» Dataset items
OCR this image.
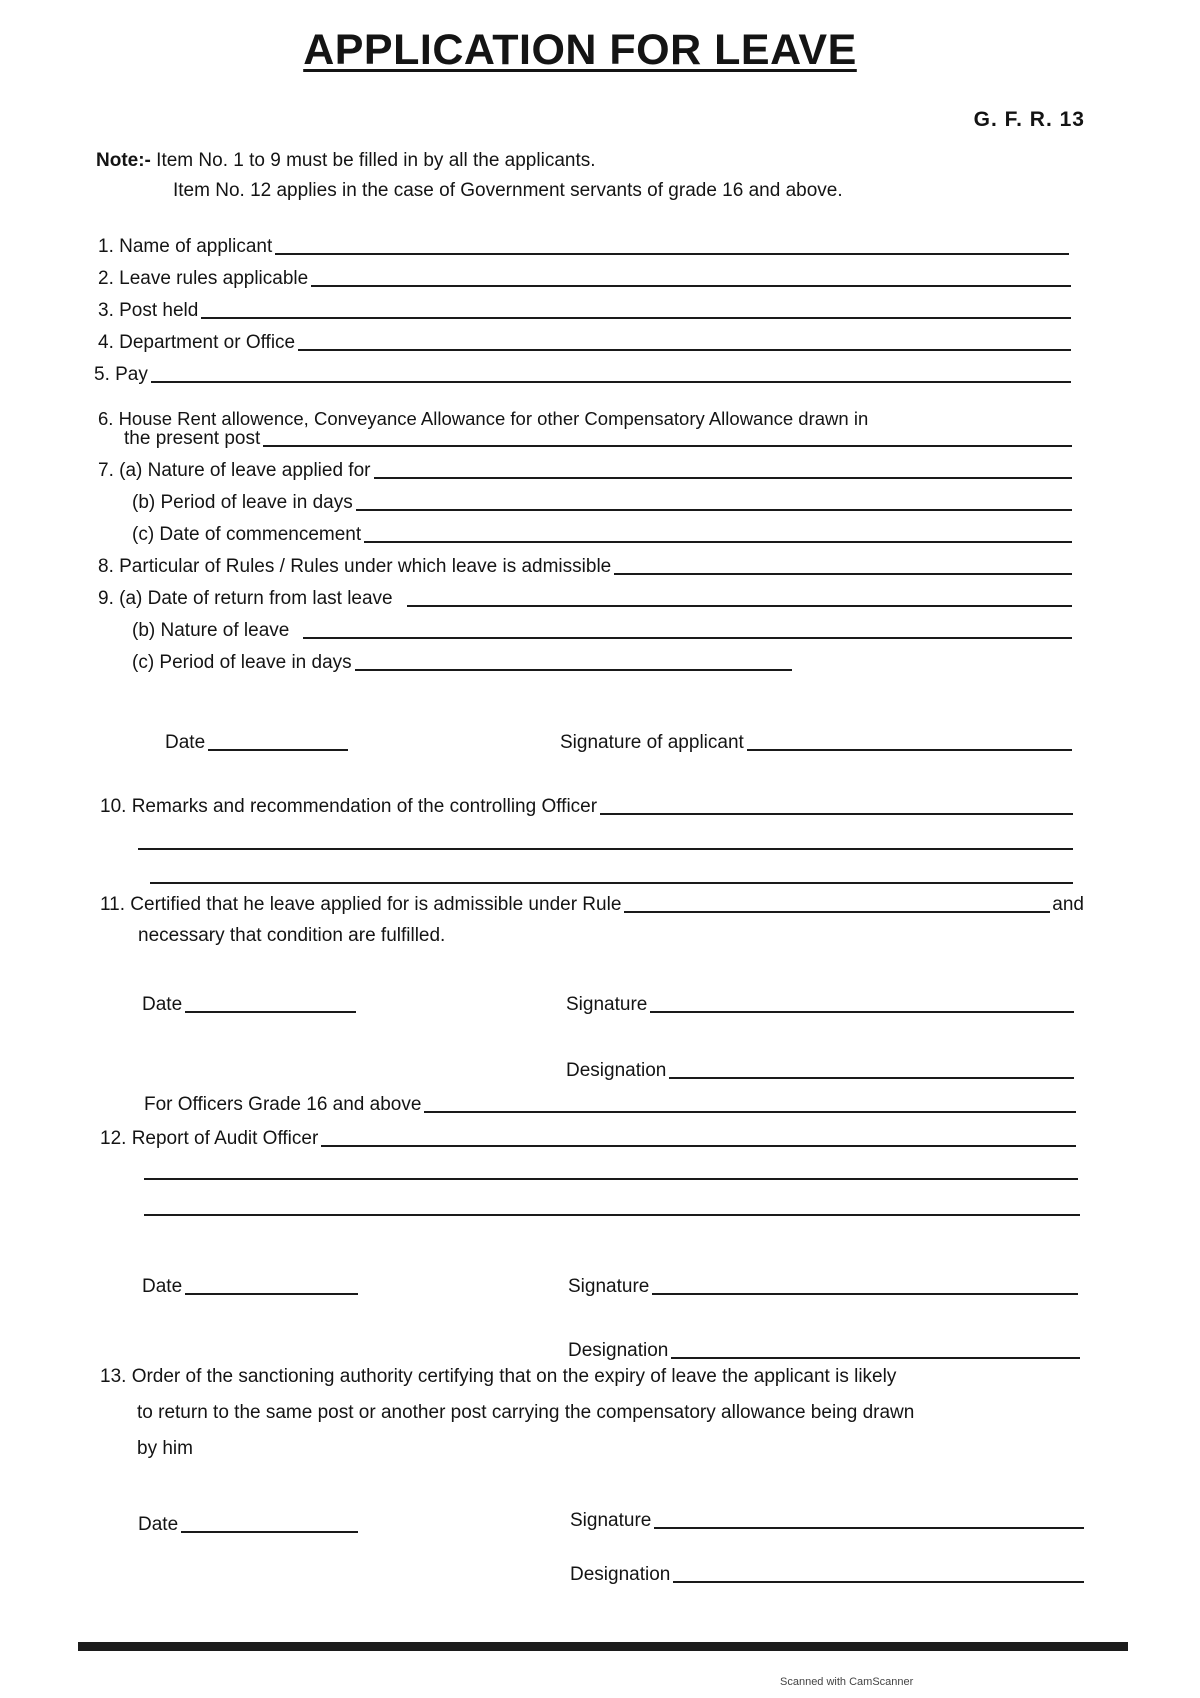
APPLICATION FOR LEAVE
G. F. R. 13
Note:- Item No. 1 to 9 must be filled in by all the applicants.
Item No. 12 applies in the case of Government servants of grade 16 and above.
1. Name of applicant
2. Leave rules applicable
3. Post held
4. Department or Office
5. Pay
6. House Rent allowence, Conveyance Allowance for other Compensatory Allowance drawn in
the present post
7. (a) Nature of leave applied for
(b) Period of leave in days
(c) Date of commencement
8. Particular of Rules / Rules under which leave is admissible
9. (a) Date of return from last leave
(b) Nature of leave
(c) Period of leave in days
Date	Signature of applicant
10. Remarks and recommendation of the controlling Officer
11. Certified that he leave applied for is admissible under Rule	and
necessary that condition are fulfilled.
Date	Signature
Designation
For Officers Grade 16 and above
12. Report of Audit Officer
Date	Signature
Designation
13. Order of the sanctioning authority certifying that on the expiry of leave the applicant is likely
to return to the same post or another post carrying the compensatory allowance being drawn
by him
Date	Signature
Designation
Scanned with CamScanner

» WHAT YOU SHOULD DO
Restate the full listing verbatim and drop every picture.

» SOLUTION TO THE PROBLEM
OCR this image.
APPLICATION FOR LEAVE
G. F. R. 13
Note:- Item No. 1 to 9 must be filled in by all the applicants.
Item No. 12 applies in the case of Government servants of grade 16 and above.
1. Name of applicant
2. Leave rules applicable
3. Post held
4. Department or Office
5. Pay
6. House Rent allowence, Conveyance Allowance for other Compensatory Allowance drawn in
the present post
7. (a) Nature of leave applied for
(b) Period of leave in days
(c) Date of commencement
8. Particular of Rules / Rules under which leave is admissible
9. (a) Date of return from last leave
(b) Nature of leave
(c) Period of leave in days
Date	Signature of applicant
10. Remarks and recommendation of the controlling Officer
11. Certified that he leave applied for is admissible under Rule	and
necessary that condition are fulfilled.
Date	Signature
Designation
For Officers Grade 16 and above
12. Report of Audit Officer
Date	Signature
Designation
13. Order of the sanctioning authority certifying that on the expiry of leave the applicant is likely
to return to the same post or another post carrying the compensatory allowance being drawn
by him
Date	Signature
Designation
Scanned with CamScanner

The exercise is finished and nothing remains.